---------- Quoted passage
Description
Referencing #421 which has been closed:
I just attempted to open the referenced file in Excel, and it seems to do the job well of determining the quotes that are cell boundaries vs textual quotes.
Out of curiosity, how does this work? It seems quite complicated to make a Regex that reliably solves all such cases, and it's a bit of a chicken-and-egg to build a csv-parser that works on these types of strings if the quote: true
option is enabled.
If I want to gracefully handle unescaped / unmatched quotes in the middle of a cell value, what options do I have? I really appreciate your advice!
--------------------
---------- Information given
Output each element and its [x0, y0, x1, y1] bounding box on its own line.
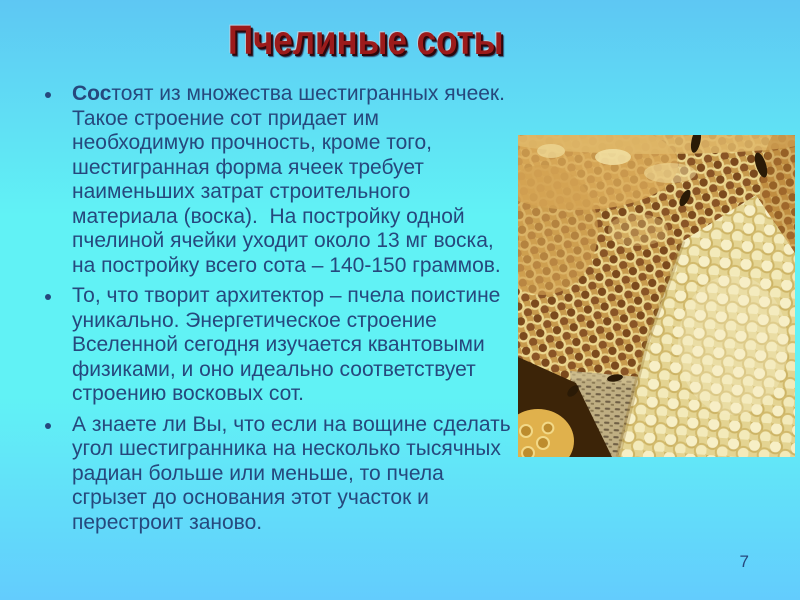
page-number: 7	[739, 552, 749, 571]
bullet-paragraph	[72, 412, 517, 536]
bullet-dot	[45, 423, 51, 429]
honeycomb-photo-graphic	[518, 135, 795, 457]
bullet-paragraph	[72, 82, 512, 278]
title-area	[0, 20, 800, 63]
bullet-paragraph	[72, 284, 512, 407]
honeycomb-photo	[518, 135, 795, 457]
bullet-lead-text: Сос	[72, 82, 112, 105]
bullet-item	[40, 82, 512, 278]
bullet-body-text: То, что творит архитектор – пчела поистине уникально. Энергетическое строение Вселенной сегодня изучается квантовыми физиками, и оно идеально соответствует строению восковых сот.	[72, 284, 507, 405]
bullet-item	[40, 284, 512, 407]
slide-title: Пчелиные соты	[228, 18, 504, 64]
bullet-dot	[45, 92, 51, 98]
bullet-item	[40, 412, 517, 536]
bullet-dot	[45, 294, 51, 300]
bullet-body-text: тоят из множества шестигранных ячеек. Такое строение сот придает им необходимую прочность, кроме того, шестигранная форма ячеек требует наименьших затрат строительного материала (воска). На постройку одной пчелиной ячейки уходит около 13 мг воска, на постройку всего сота – 140-150 граммов.	[72, 82, 511, 277]
bullet-list	[40, 82, 517, 541]
bullet-body-text: А знаете ли Вы, что если на вощине сделать угол шестигранника на несколько тысячных радиан больше или меньше, то пчела сгрызет до основания этот участок и перестроит заново.	[72, 412, 517, 534]
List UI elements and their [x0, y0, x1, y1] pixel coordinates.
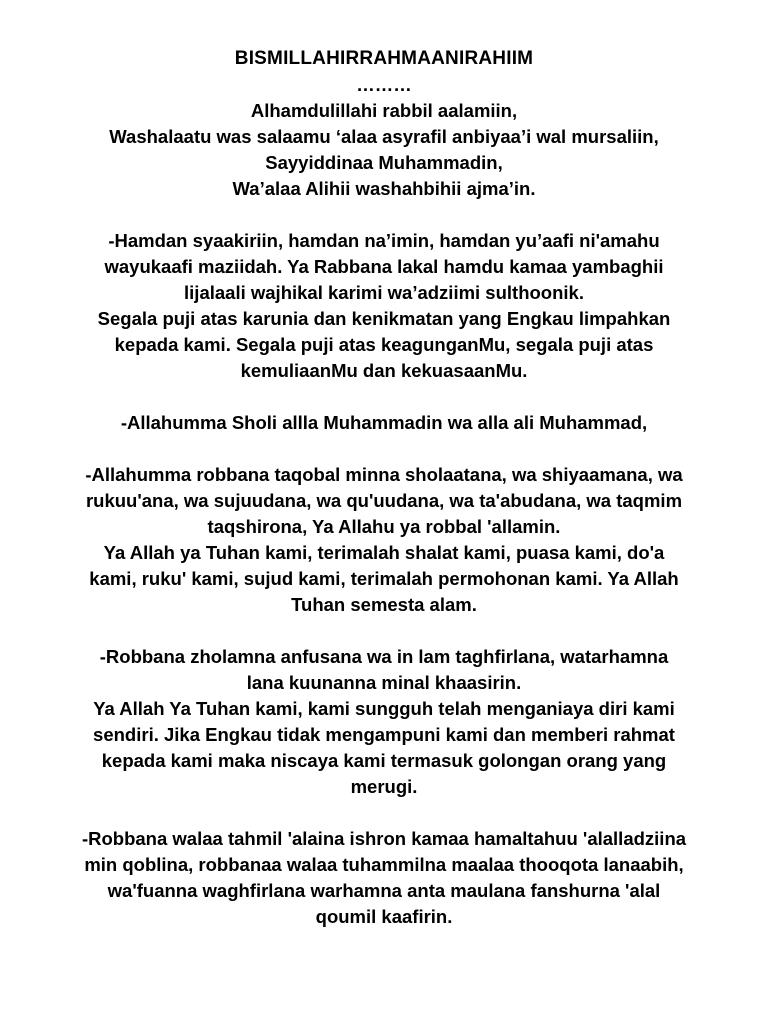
paragraph-spacer: [30, 800, 738, 826]
prayer-document: [30, 46, 738, 930]
title-ellipsis: ………: [356, 74, 412, 95]
paragraph-spacer: [30, 436, 738, 462]
taqobal-line: -Allahumma robbana taqobal minna sholaatana, wa shiyaamana, wa: [85, 464, 683, 485]
paragraph-spacer: [30, 202, 738, 228]
hamdan-line: -Hamdan syaakiriin, hamdan na’imin, hamdan yu’aafi ni'amahu: [108, 230, 660, 251]
hamdan-paragraph: [30, 228, 738, 384]
taqobal-line: taqshirona, Ya Allahu ya robbal 'allamin.: [207, 516, 561, 537]
sholawat-paragraph: [30, 410, 738, 436]
zholamna-line: -Robbana zholamna anfusana wa in lam taghfirlana, watarhamna: [99, 646, 669, 667]
opening-line: Wa’alaa Alihii washahbihii ajma’in.: [232, 178, 536, 199]
zholamna-line: lana kuunanna minal khaasirin.: [246, 672, 522, 693]
zholamna-line: Ya Allah Ya Tuhan kami, kami sungguh telah menganiaya diri kami: [93, 698, 675, 719]
taqobal-line: Tuhan semesta alam.: [291, 594, 477, 615]
zholamna-line: sendiri. Jika Engkau tidak mengampuni kami dan memberi rahmat: [93, 724, 675, 745]
sholawat-line: -Allahumma Sholi allla Muhammadin wa alla ali Muhammad,: [120, 412, 648, 433]
zholamna-paragraph: [30, 644, 738, 800]
zholamna-line: merugi.: [350, 776, 418, 797]
opening-line: Sayyiddinaa Muhammadin,: [265, 152, 503, 173]
taqobal-paragraph: [30, 462, 738, 618]
tahmil-paragraph: [30, 826, 738, 930]
tahmil-line: qoumil kaafirin.: [315, 906, 453, 927]
hamdan-line: Segala puji atas karunia dan kenikmatan yang Engkau limpahkan: [97, 308, 671, 329]
hamdan-line: kepada kami. Segala puji atas keagunganMu, segala puji atas: [114, 334, 654, 355]
zholamna-line: kepada kami maka niscaya kami termasuk golongan orang yang: [101, 750, 667, 771]
taqobal-line: kami, ruku' kami, sujud kami, terimalah permohonan kami. Ya Allah: [89, 568, 679, 589]
tahmil-line: wa'fuanna waghfirlana warhamna anta maulana fanshurna 'alal: [107, 880, 661, 901]
tahmil-line: -Robbana walaa tahmil 'alaina ishron kamaa hamaltahuu 'alalladziina: [81, 828, 687, 849]
taqobal-line: rukuu'ana, wa sujuudana, wa qu'uudana, wa ta'abudana, wa taqmim: [85, 490, 683, 511]
opening-line: Alhamdulillahi rabbil aalamiin,: [250, 100, 518, 121]
hamdan-line: lijalaali wajhikal karimi wa’adziimi sulthoonik.: [184, 282, 584, 303]
tahmil-line: min qoblina, robbanaa walaa tuhammilna maalaa thooqota lanaabih,: [84, 854, 684, 875]
paragraph-spacer: [30, 618, 738, 644]
opening-paragraph: [30, 98, 738, 202]
opening-line: Washalaatu was salaamu ‘alaa asyrafil anbiyaa’i wal mursaliin,: [109, 126, 659, 147]
hamdan-line: wayukaafi maziidah. Ya Rabbana lakal hamdu kamaa yambaghii: [104, 256, 664, 277]
taqobal-line: Ya Allah ya Tuhan kami, terimalah shalat kami, puasa kami, do'a: [103, 542, 665, 563]
hamdan-line: kemuliaanMu dan kekuasaanMu.: [240, 360, 528, 381]
document-title: BISMILLAHIRRAHMAANIRAHIIM: [234, 48, 534, 69]
paragraph-spacer: [30, 384, 738, 410]
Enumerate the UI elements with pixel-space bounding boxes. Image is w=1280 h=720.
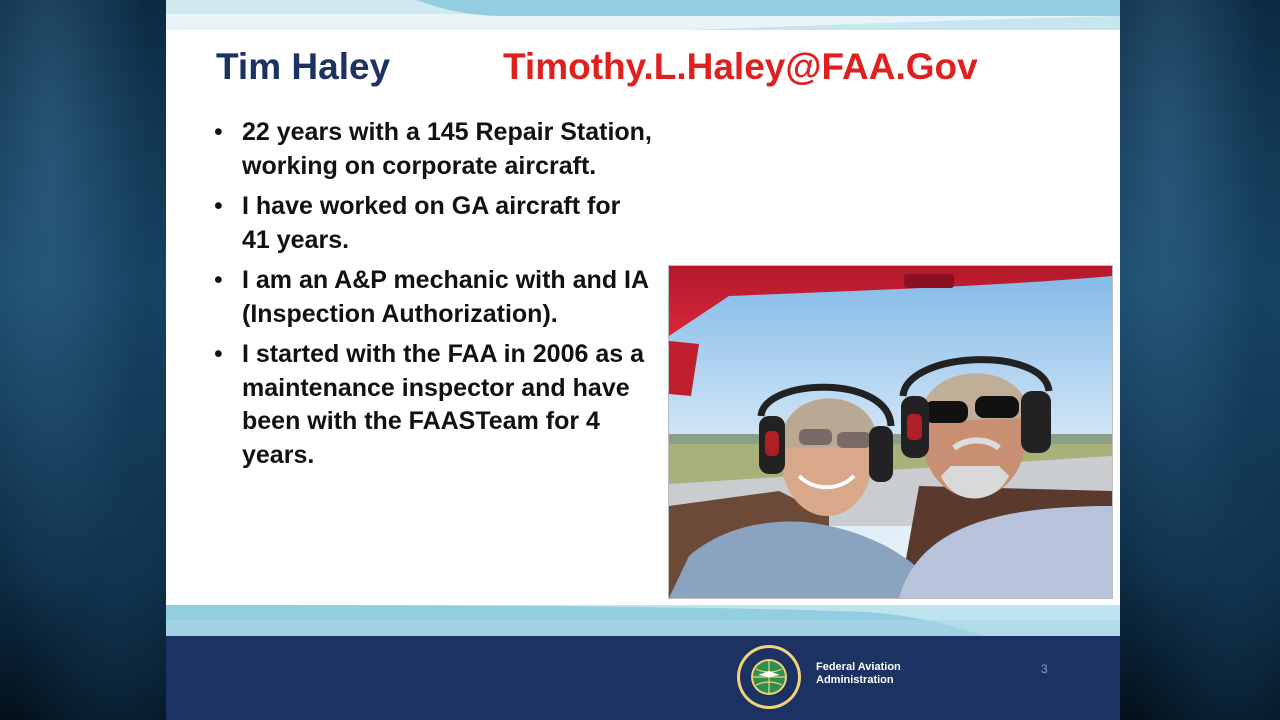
left-background	[0, 0, 166, 720]
bullet-item: • I am an A&P mechanic with and IA (Inspection Authorization).	[214, 264, 654, 331]
bullet-list	[214, 116, 654, 479]
top-wave-band	[166, 0, 1120, 30]
agency-line-2: Administration	[816, 674, 894, 686]
slide-footer	[166, 636, 1120, 720]
presenter-name: Tim Haley	[216, 46, 391, 87]
presentation-slide	[166, 0, 1120, 720]
bullet-item: • I started with the FAA in 2006 as a maintenance inspector and have been with the FAASTeam for 4 years.	[214, 338, 654, 472]
page-number: 3	[1041, 662, 1048, 676]
faa-seal-icon	[736, 644, 802, 710]
agency-name	[816, 661, 901, 687]
presenter-email: Timothy.L.Haley@FAA.Gov	[503, 46, 978, 87]
bottom-wave-band	[166, 600, 1120, 640]
bullet-item: • I have worked on GA aircraft for 41 years.	[214, 190, 654, 257]
right-background	[1120, 0, 1280, 720]
agency-line-1: Federal Aviation	[816, 661, 901, 673]
cockpit-photo	[668, 265, 1113, 599]
bullet-item: • 22 years with a 145 Repair Station, working on corporate aircraft.	[214, 116, 654, 183]
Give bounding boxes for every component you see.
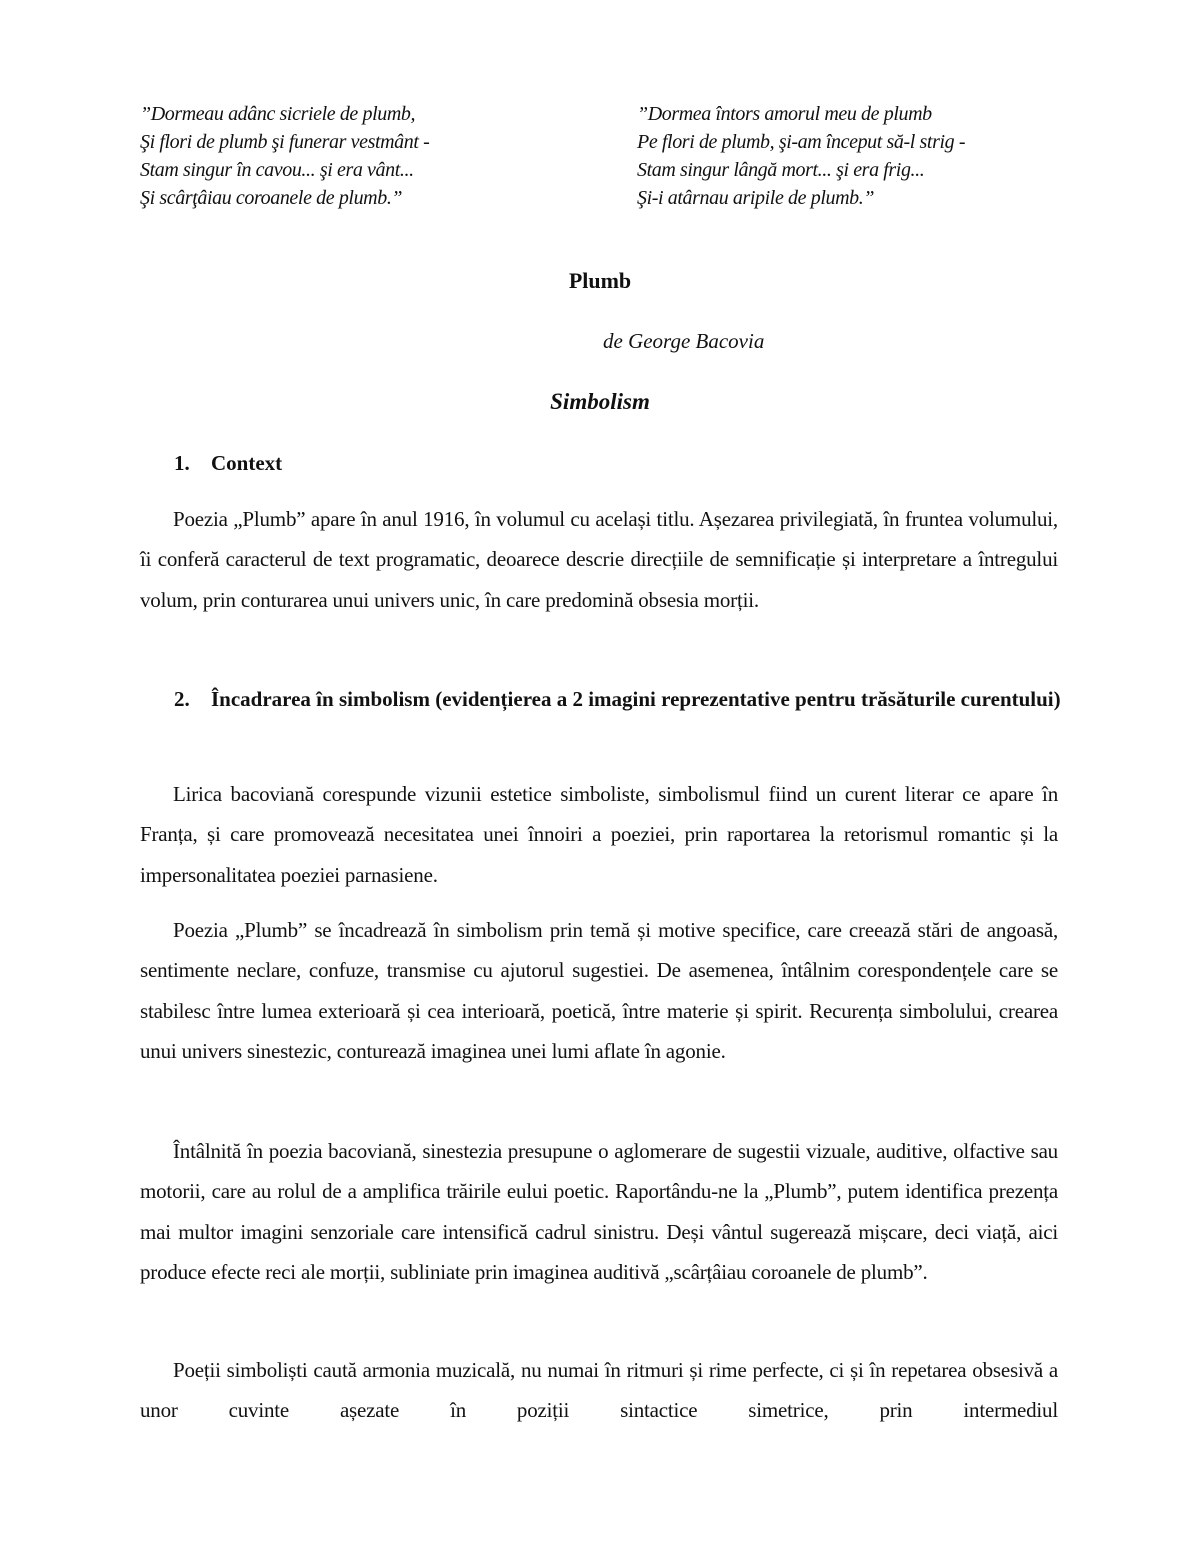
section-number: 2. — [174, 687, 190, 711]
body-paragraph: Întâlnită în poezia bacoviană, sinestezia presupune o aglomerare de sugestii vizuale, auditive, olfactive sau motorii, care au rolul de a amplifica trăirile eului poetic. Raportându-ne la „Plumb”, putem identifica prezența mai multor imagini senzoriale care intensifică cadrul sinistru. Deși vântul sugerează mișcare, deci viață, aici produce efecte reci ale morții, subliniate prin imaginea auditivă „scârțâiau coroanele de plumb”. — [140, 1139, 1058, 1284]
epigraph-stanza-left — [140, 100, 429, 212]
section-heading-simbolism — [174, 679, 1064, 720]
epigraph-stanza-right — [637, 100, 965, 212]
section-heading-text: Încadrarea în simbolism (evidențierea a 2 imagini reprezentative pentru trăsăturile curentului) — [211, 687, 1061, 711]
verse-line: Şi scârţâiau coroanele de plumb.” — [140, 187, 403, 209]
verse-line: ”Dormea întors amorul meu de plumb — [637, 103, 932, 125]
section-number: 1. — [174, 451, 190, 475]
author-line: de George Bacovia — [603, 329, 765, 353]
body-paragraph: Lirica bacoviană corespunde vizunii estetice simboliste, simbolismul fiind un curent literar ce apare în Franța, și care promovează necesitatea unei înnoiri a poeziei, prin raportarea la retorismul romantic și la impersonalitatea poeziei parnasiene. — [140, 782, 1058, 887]
body-paragraph: Poezia „Plumb” se încadrează în simbolism prin temă și motive specifice, care creează stări de angoasă, sentimente neclare, confuze, transmise cu ajutorul sugestiei. De asemenea, întâlnim corespondențele care se stabilesc între lumea exterioară și cea interioară, poetică, între materie și spirit. Recurența simbolului, crearea unui univers sinestezic, conturează imaginea unei lumi aflate în agonie. — [140, 918, 1058, 1063]
section-heading-text: Context — [211, 451, 283, 475]
verse-line: Stam singur în cavou... şi era vânt... — [140, 159, 414, 181]
page-title: Plumb — [568, 268, 632, 293]
verse-line: Stam singur lângă mort... şi era frig... — [637, 159, 925, 181]
literary-movement-heading: Simbolism — [550, 389, 650, 414]
verse-line: Şi flori de plumb şi funerar vestmânt - — [140, 131, 430, 153]
body-paragraph: Poezia „Plumb” apare în anul 1916, în volumul cu același titlu. Așezarea privilegiată, în fruntea volumului, îi conferă caracterul de text programatic, deoarece descrie direcțiile de semnificație și interpretare a întregului volum, prin conturarea unui univers unic, în care predomină obsesia morții. — [140, 507, 1058, 612]
verse-line: ”Dormeau adânc sicriele de plumb, — [140, 103, 416, 125]
verse-line: Şi-i atârnau aripile de plumb.” — [637, 187, 875, 209]
verse-line: Pe flori de plumb, şi-am început să-l strig - — [637, 131, 966, 153]
body-paragraph: Poeții simboliști caută armonia muzicală, nu numai în ritmuri și rime perfecte, ci și în repetarea obsesivă a unor cuvinte așezate în poziții sintactice simetrice, prin intermediul — [140, 1358, 1058, 1423]
section-heading-context — [174, 443, 1064, 483]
--------------------
**Prompt**:
Carry on the post about handling unmatched quotes in CSV parsing, starting right after its last sentence.

**Response to the exercise**:
For reference, right now I'm doing something like this:
function replaceEmbeddedQuotes(
readStream: Readable,
): Readable {
// Create a transform stream to process the data
const transformer = new Transform({
objectMode: true,
transform(
chunk: Buffer | string,
encoding: string,
callback: Function
) {
// Convert chunk to string if it's a buffer
const line = chunk instanceof Buffer ? chunk.toString() : chunk;
// If a quote is found in the middle of a field, double it
const processedLine = line.replaceAll(/(\s)"(\s)/g, '$1""$2');
// Push the processed line to the output stream
this.push(processedLine);
callback();
},
});
// Pipe the input stream through our transformer
return readStream.pipe(transformer);
}
And then passing that readable to csv-parse, but this doesn't handle some cases, like if the extra quote is not surrounded by spaces on each side, and I assume tehre are also cases where a valid end quote could be surrounded by spaces on each side, like
"a " , "b","c"